▸ WRITTEN TASK
Rewrite the stretch of the records from the line containing "enumerate the UI" through the line containing "legend-label-1: Temps moyen" as a Markdown table with the columns Row and Line, skipping blank lines and leaving the pictures out.

▸ RECORDED DATA

%%

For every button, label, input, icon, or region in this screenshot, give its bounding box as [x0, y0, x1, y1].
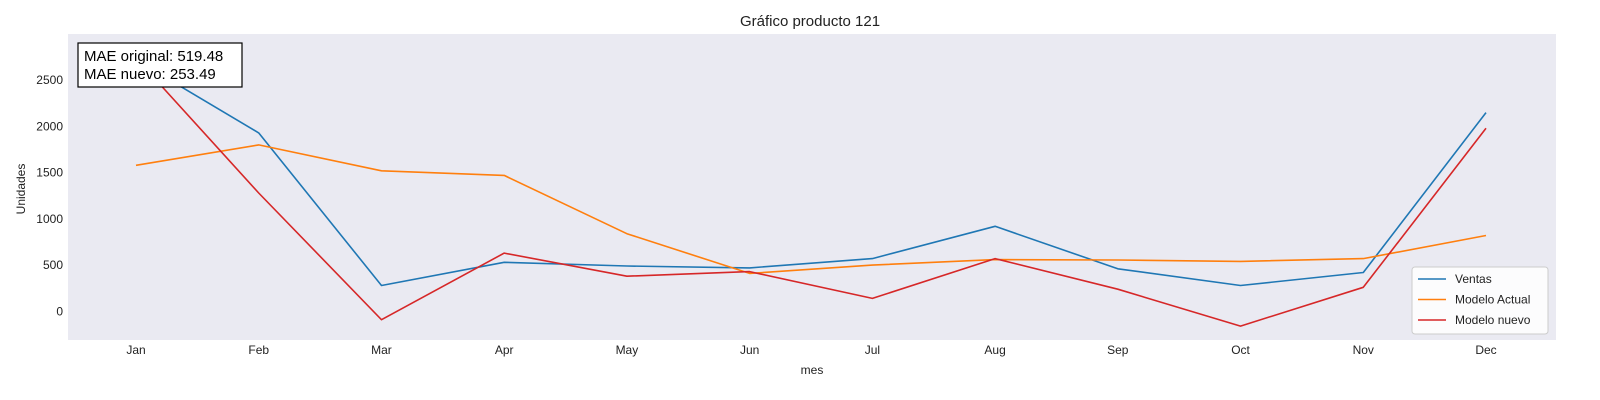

%%
%%

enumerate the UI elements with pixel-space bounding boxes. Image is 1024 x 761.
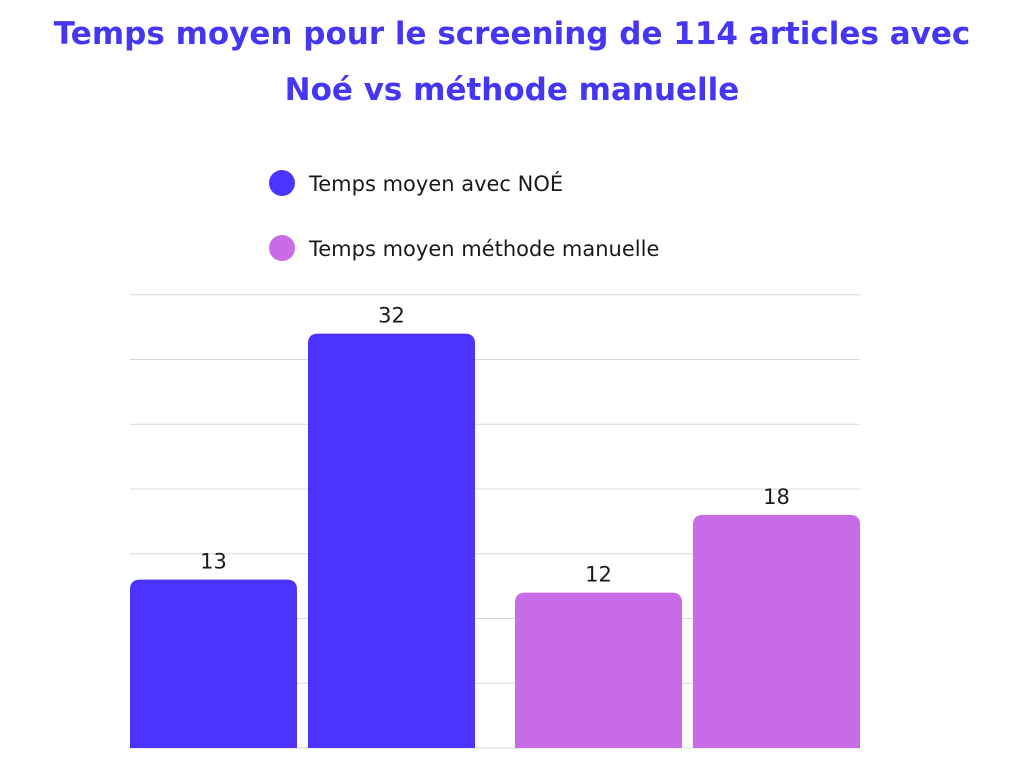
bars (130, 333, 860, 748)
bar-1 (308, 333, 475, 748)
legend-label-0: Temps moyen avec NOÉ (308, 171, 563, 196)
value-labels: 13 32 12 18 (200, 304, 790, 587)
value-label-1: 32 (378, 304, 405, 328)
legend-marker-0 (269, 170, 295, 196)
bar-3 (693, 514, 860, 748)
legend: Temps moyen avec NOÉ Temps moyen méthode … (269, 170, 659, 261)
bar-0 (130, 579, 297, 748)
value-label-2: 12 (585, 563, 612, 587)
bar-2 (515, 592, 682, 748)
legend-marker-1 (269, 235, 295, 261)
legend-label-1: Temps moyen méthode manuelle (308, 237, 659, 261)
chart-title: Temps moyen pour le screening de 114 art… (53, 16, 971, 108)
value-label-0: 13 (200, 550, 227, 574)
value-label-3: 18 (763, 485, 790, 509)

%%
%%

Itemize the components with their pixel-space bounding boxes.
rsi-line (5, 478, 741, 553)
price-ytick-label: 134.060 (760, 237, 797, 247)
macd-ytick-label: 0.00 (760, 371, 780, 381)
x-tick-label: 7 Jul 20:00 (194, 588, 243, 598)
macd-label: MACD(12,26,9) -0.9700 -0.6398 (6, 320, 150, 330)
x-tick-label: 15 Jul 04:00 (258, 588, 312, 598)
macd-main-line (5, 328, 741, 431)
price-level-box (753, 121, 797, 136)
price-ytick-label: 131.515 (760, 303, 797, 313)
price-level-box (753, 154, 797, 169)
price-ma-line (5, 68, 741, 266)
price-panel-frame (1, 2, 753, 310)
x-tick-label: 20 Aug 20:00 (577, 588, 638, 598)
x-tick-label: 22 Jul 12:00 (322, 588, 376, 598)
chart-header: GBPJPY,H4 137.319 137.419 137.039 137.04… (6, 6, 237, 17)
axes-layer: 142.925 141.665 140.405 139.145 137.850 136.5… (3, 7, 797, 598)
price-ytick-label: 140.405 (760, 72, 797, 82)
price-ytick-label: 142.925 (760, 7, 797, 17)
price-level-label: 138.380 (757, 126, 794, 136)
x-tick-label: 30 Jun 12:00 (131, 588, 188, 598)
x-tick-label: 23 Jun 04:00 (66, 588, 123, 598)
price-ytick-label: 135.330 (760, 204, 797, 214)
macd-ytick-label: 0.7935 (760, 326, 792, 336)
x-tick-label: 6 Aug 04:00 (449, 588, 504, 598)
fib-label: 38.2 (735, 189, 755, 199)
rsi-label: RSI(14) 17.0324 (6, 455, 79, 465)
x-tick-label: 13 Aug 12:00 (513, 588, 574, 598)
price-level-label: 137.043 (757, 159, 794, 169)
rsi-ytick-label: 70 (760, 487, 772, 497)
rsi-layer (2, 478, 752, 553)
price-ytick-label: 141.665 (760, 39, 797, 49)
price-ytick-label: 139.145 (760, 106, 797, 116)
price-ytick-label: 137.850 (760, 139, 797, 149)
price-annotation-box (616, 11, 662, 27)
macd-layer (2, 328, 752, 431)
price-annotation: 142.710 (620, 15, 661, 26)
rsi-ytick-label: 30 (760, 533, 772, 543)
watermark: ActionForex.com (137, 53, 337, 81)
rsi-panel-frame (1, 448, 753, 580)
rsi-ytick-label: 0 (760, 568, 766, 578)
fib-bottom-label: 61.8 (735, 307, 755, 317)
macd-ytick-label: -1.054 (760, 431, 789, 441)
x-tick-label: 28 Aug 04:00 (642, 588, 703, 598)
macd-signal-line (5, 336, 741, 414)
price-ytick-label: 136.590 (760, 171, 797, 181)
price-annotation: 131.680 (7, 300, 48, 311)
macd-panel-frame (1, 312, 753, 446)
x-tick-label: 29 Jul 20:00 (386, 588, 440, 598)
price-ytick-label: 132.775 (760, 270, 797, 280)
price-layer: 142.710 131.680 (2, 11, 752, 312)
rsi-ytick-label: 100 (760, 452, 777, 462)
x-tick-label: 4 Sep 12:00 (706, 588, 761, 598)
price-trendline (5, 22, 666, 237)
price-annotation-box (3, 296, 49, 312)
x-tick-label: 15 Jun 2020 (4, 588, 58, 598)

%%

▸ RESULT BELOW
| Row | Line |
|---|---|
| 1 | enumerate the UI elements with pixel-space bounding boxes. Image is 1024 x 761. |
| 2 | bars (130, 333, 860, 748) |
| 3 | bar-1 (308, 333, 475, 748) |
| 4 | legend-label-0: Temps moyen avec NOÉ (308, 171, 563, 196) |
| 5 | value-labels: 13 32 12 18 (200, 304, 790, 587) |
| 6 | value-label-1: 32 (378, 304, 405, 328) |
| 7 | legend-marker-0 (269, 170, 295, 196) |
| 8 | bar-3 (693, 514, 860, 748) |
| 9 | legend: Temps moyen avec NOÉ Temps moyen méthode … (269, 170, 659, 261) |
| 10 | bar-0 (130, 579, 297, 748) |
| 11 | value-label-2: 12 (585, 563, 612, 587) |
| 12 | bar-2 (515, 592, 682, 748) |
| 13 | legend-marker-1 (269, 235, 295, 261) |
| 14 | legend-label-1: Temps moyen méthode manuelle (308, 237, 659, 261) |